■ Dataset records
<<<<
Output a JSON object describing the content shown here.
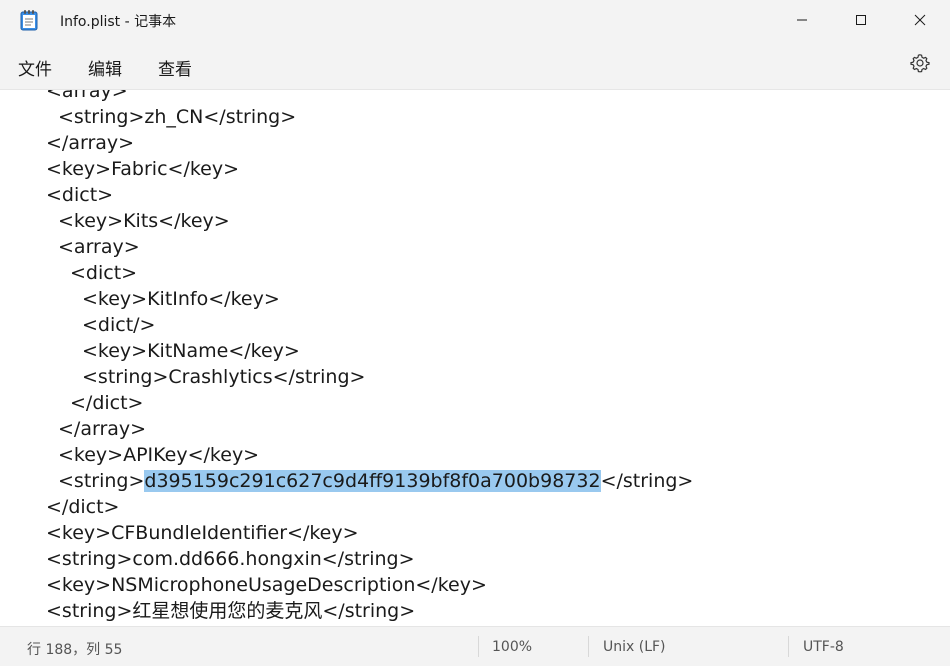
{
  "window": {
    "title": "Info.plist - 记事本",
    "app_icon": "notepad-icon",
    "controls": [
      "minimize-icon",
      "maximize-icon",
      "close-icon"
    ]
  },
  "menu": {
    "items": [
      "文件",
      "编辑",
      "查看"
    ],
    "settings_icon": "gear-icon"
  },
  "editor": {
    "lines": [
      {
        "indent": "",
        "text": "<array>"
      },
      {
        "indent": " ",
        "text": "<string>zh_CN</string>"
      },
      {
        "indent": "",
        "text": "</array>"
      },
      {
        "indent": "",
        "text": "<key>Fabric</key>"
      },
      {
        "indent": "",
        "text": "<dict>"
      },
      {
        "indent": " ",
        "text": "<key>Kits</key>"
      },
      {
        "indent": " ",
        "text": "<array>"
      },
      {
        "indent": "  ",
        "text": "<dict>"
      },
      {
        "indent": "   ",
        "text": "<key>KitInfo</key>"
      },
      {
        "indent": "   ",
        "text": "<dict/>"
      },
      {
        "indent": "   ",
        "text": "<key>KitName</key>"
      },
      {
        "indent": "   ",
        "text": "<string>Crashlytics</string>"
      },
      {
        "indent": "  ",
        "text": "</dict>"
      },
      {
        "indent": " ",
        "text": "</array>"
      },
      {
        "indent": " ",
        "text": "<key>APIKey</key>"
      },
      {
        "indent": " ",
        "text": "<string>d395159c291c627c9d4ff9139bf8f0a700b98732</string>",
        "selection": {
          "before": "<string>",
          "selected": "d395159c291c627c9d4ff9139bf8f0a700b98732",
          "after": "</string>"
        }
      },
      {
        "indent": "",
        "text": "</dict>"
      },
      {
        "indent": "",
        "text": "<key>CFBundleIdentifier</key>"
      },
      {
        "indent": "",
        "text": "<string>com.dd666.hongxin</string>"
      },
      {
        "indent": "",
        "text": "<key>NSMicrophoneUsageDescription</key>"
      },
      {
        "indent": "",
        "text": "<string>红星想使用您的麦克风</string>"
      }
    ],
    "selection_color": "#99c9ef"
  },
  "status": {
    "position": "行 188，列 55",
    "zoom": "100%",
    "line_ending": "Unix (LF)",
    "encoding": "UTF-8"
  }
}
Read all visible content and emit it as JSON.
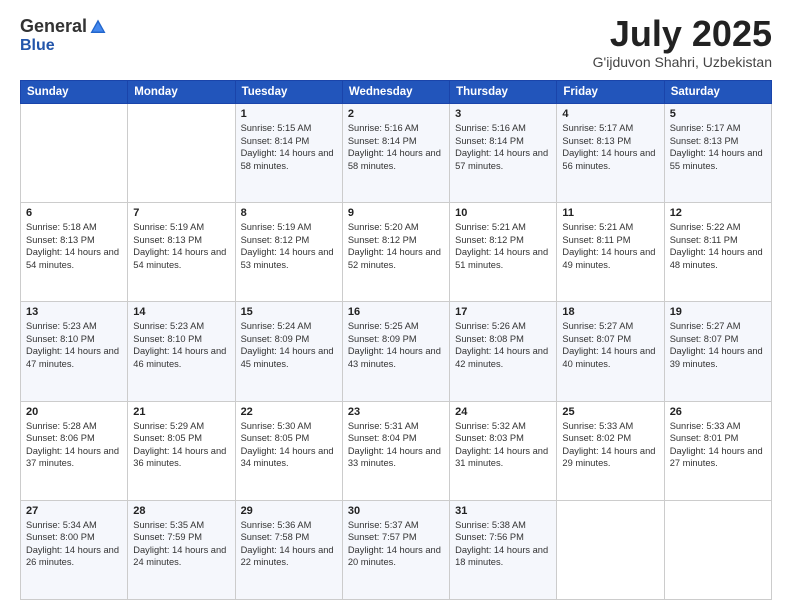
{
  "header": {
    "logo_general": "General",
    "logo_blue": "Blue",
    "month_title": "July 2025",
    "location": "G'ijduvon Shahri, Uzbekistan"
  },
  "calendar": {
    "days_of_week": [
      "Sunday",
      "Monday",
      "Tuesday",
      "Wednesday",
      "Thursday",
      "Friday",
      "Saturday"
    ],
    "weeks": [
      [
        {
          "day": "",
          "sunrise": "",
          "sunset": "",
          "daylight": ""
        },
        {
          "day": "",
          "sunrise": "",
          "sunset": "",
          "daylight": ""
        },
        {
          "day": "1",
          "sunrise": "Sunrise: 5:15 AM",
          "sunset": "Sunset: 8:14 PM",
          "daylight": "Daylight: 14 hours and 58 minutes."
        },
        {
          "day": "2",
          "sunrise": "Sunrise: 5:16 AM",
          "sunset": "Sunset: 8:14 PM",
          "daylight": "Daylight: 14 hours and 58 minutes."
        },
        {
          "day": "3",
          "sunrise": "Sunrise: 5:16 AM",
          "sunset": "Sunset: 8:14 PM",
          "daylight": "Daylight: 14 hours and 57 minutes."
        },
        {
          "day": "4",
          "sunrise": "Sunrise: 5:17 AM",
          "sunset": "Sunset: 8:13 PM",
          "daylight": "Daylight: 14 hours and 56 minutes."
        },
        {
          "day": "5",
          "sunrise": "Sunrise: 5:17 AM",
          "sunset": "Sunset: 8:13 PM",
          "daylight": "Daylight: 14 hours and 55 minutes."
        }
      ],
      [
        {
          "day": "6",
          "sunrise": "Sunrise: 5:18 AM",
          "sunset": "Sunset: 8:13 PM",
          "daylight": "Daylight: 14 hours and 54 minutes."
        },
        {
          "day": "7",
          "sunrise": "Sunrise: 5:19 AM",
          "sunset": "Sunset: 8:13 PM",
          "daylight": "Daylight: 14 hours and 54 minutes."
        },
        {
          "day": "8",
          "sunrise": "Sunrise: 5:19 AM",
          "sunset": "Sunset: 8:12 PM",
          "daylight": "Daylight: 14 hours and 53 minutes."
        },
        {
          "day": "9",
          "sunrise": "Sunrise: 5:20 AM",
          "sunset": "Sunset: 8:12 PM",
          "daylight": "Daylight: 14 hours and 52 minutes."
        },
        {
          "day": "10",
          "sunrise": "Sunrise: 5:21 AM",
          "sunset": "Sunset: 8:12 PM",
          "daylight": "Daylight: 14 hours and 51 minutes."
        },
        {
          "day": "11",
          "sunrise": "Sunrise: 5:21 AM",
          "sunset": "Sunset: 8:11 PM",
          "daylight": "Daylight: 14 hours and 49 minutes."
        },
        {
          "day": "12",
          "sunrise": "Sunrise: 5:22 AM",
          "sunset": "Sunset: 8:11 PM",
          "daylight": "Daylight: 14 hours and 48 minutes."
        }
      ],
      [
        {
          "day": "13",
          "sunrise": "Sunrise: 5:23 AM",
          "sunset": "Sunset: 8:10 PM",
          "daylight": "Daylight: 14 hours and 47 minutes."
        },
        {
          "day": "14",
          "sunrise": "Sunrise: 5:23 AM",
          "sunset": "Sunset: 8:10 PM",
          "daylight": "Daylight: 14 hours and 46 minutes."
        },
        {
          "day": "15",
          "sunrise": "Sunrise: 5:24 AM",
          "sunset": "Sunset: 8:09 PM",
          "daylight": "Daylight: 14 hours and 45 minutes."
        },
        {
          "day": "16",
          "sunrise": "Sunrise: 5:25 AM",
          "sunset": "Sunset: 8:09 PM",
          "daylight": "Daylight: 14 hours and 43 minutes."
        },
        {
          "day": "17",
          "sunrise": "Sunrise: 5:26 AM",
          "sunset": "Sunset: 8:08 PM",
          "daylight": "Daylight: 14 hours and 42 minutes."
        },
        {
          "day": "18",
          "sunrise": "Sunrise: 5:27 AM",
          "sunset": "Sunset: 8:07 PM",
          "daylight": "Daylight: 14 hours and 40 minutes."
        },
        {
          "day": "19",
          "sunrise": "Sunrise: 5:27 AM",
          "sunset": "Sunset: 8:07 PM",
          "daylight": "Daylight: 14 hours and 39 minutes."
        }
      ],
      [
        {
          "day": "20",
          "sunrise": "Sunrise: 5:28 AM",
          "sunset": "Sunset: 8:06 PM",
          "daylight": "Daylight: 14 hours and 37 minutes."
        },
        {
          "day": "21",
          "sunrise": "Sunrise: 5:29 AM",
          "sunset": "Sunset: 8:05 PM",
          "daylight": "Daylight: 14 hours and 36 minutes."
        },
        {
          "day": "22",
          "sunrise": "Sunrise: 5:30 AM",
          "sunset": "Sunset: 8:05 PM",
          "daylight": "Daylight: 14 hours and 34 minutes."
        },
        {
          "day": "23",
          "sunrise": "Sunrise: 5:31 AM",
          "sunset": "Sunset: 8:04 PM",
          "daylight": "Daylight: 14 hours and 33 minutes."
        },
        {
          "day": "24",
          "sunrise": "Sunrise: 5:32 AM",
          "sunset": "Sunset: 8:03 PM",
          "daylight": "Daylight: 14 hours and 31 minutes."
        },
        {
          "day": "25",
          "sunrise": "Sunrise: 5:33 AM",
          "sunset": "Sunset: 8:02 PM",
          "daylight": "Daylight: 14 hours and 29 minutes."
        },
        {
          "day": "26",
          "sunrise": "Sunrise: 5:33 AM",
          "sunset": "Sunset: 8:01 PM",
          "daylight": "Daylight: 14 hours and 27 minutes."
        }
      ],
      [
        {
          "day": "27",
          "sunrise": "Sunrise: 5:34 AM",
          "sunset": "Sunset: 8:00 PM",
          "daylight": "Daylight: 14 hours and 26 minutes."
        },
        {
          "day": "28",
          "sunrise": "Sunrise: 5:35 AM",
          "sunset": "Sunset: 7:59 PM",
          "daylight": "Daylight: 14 hours and 24 minutes."
        },
        {
          "day": "29",
          "sunrise": "Sunrise: 5:36 AM",
          "sunset": "Sunset: 7:58 PM",
          "daylight": "Daylight: 14 hours and 22 minutes."
        },
        {
          "day": "30",
          "sunrise": "Sunrise: 5:37 AM",
          "sunset": "Sunset: 7:57 PM",
          "daylight": "Daylight: 14 hours and 20 minutes."
        },
        {
          "day": "31",
          "sunrise": "Sunrise: 5:38 AM",
          "sunset": "Sunset: 7:56 PM",
          "daylight": "Daylight: 14 hours and 18 minutes."
        },
        {
          "day": "",
          "sunrise": "",
          "sunset": "",
          "daylight": ""
        },
        {
          "day": "",
          "sunrise": "",
          "sunset": "",
          "daylight": ""
        }
      ]
    ]
  }
}
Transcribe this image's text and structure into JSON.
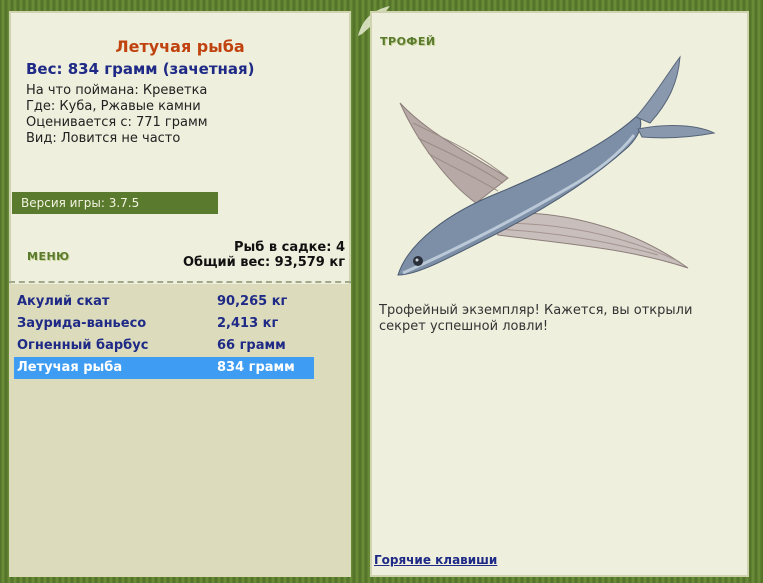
{
  "fish": {
    "title": "Летучая рыба",
    "weight_line": "Вес: 834 грамм (зачетная)",
    "bait_line": "На что поймана: Креветка",
    "place_line": "Где: Куба, Ржавые камни",
    "rated_line": "Оценивается с: 771 грамм",
    "kind_line": "Вид: Ловится не часто"
  },
  "version": "Версия игры: 3.7.5",
  "menu_label": "МЕНЮ",
  "stats": {
    "count_line": "Рыб в садке: 4",
    "total_line": "Общий вес: 93,579 кг"
  },
  "catch_list": [
    {
      "name": "Акулий скат",
      "weight": "90,265 кг",
      "selected": false
    },
    {
      "name": "Заурида-ваньесо",
      "weight": "2,413 кг",
      "selected": false
    },
    {
      "name": "Огненный барбус",
      "weight": "66 грамм",
      "selected": false
    },
    {
      "name": "Летучая рыба",
      "weight": "834 грамм",
      "selected": true
    }
  ],
  "trophy": {
    "label": "ТРОФЕЙ",
    "text": "Трофейный экземпляр! Кажется, вы открыли секрет успешной ловли!"
  },
  "hotkeys_label": "Горячие клавиши",
  "colors": {
    "frame": "#5a7a2e",
    "panel": "#eeefdc",
    "list_bg": "#dcdcbd",
    "selected": "#3f9cf3",
    "title": "#c0430f",
    "link": "#1e2a86"
  }
}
>>>>
■ What the exercise asks
From the listing above, copy every line that includes the word "string".

■ Problem solution
        "text": "<string>zh_CN</string>"
        "text": "<string>Crashlytics</string>"
        "text": "<string>d395159c291c627c9d4ff9139bf8f0a700b98732</string>",
          "before": "<string>",
          "after": "</string>"
        "text": "<string>com.dd666.hongxin</string>"
        "text": "<string>红星想使用您的麦克风</string>"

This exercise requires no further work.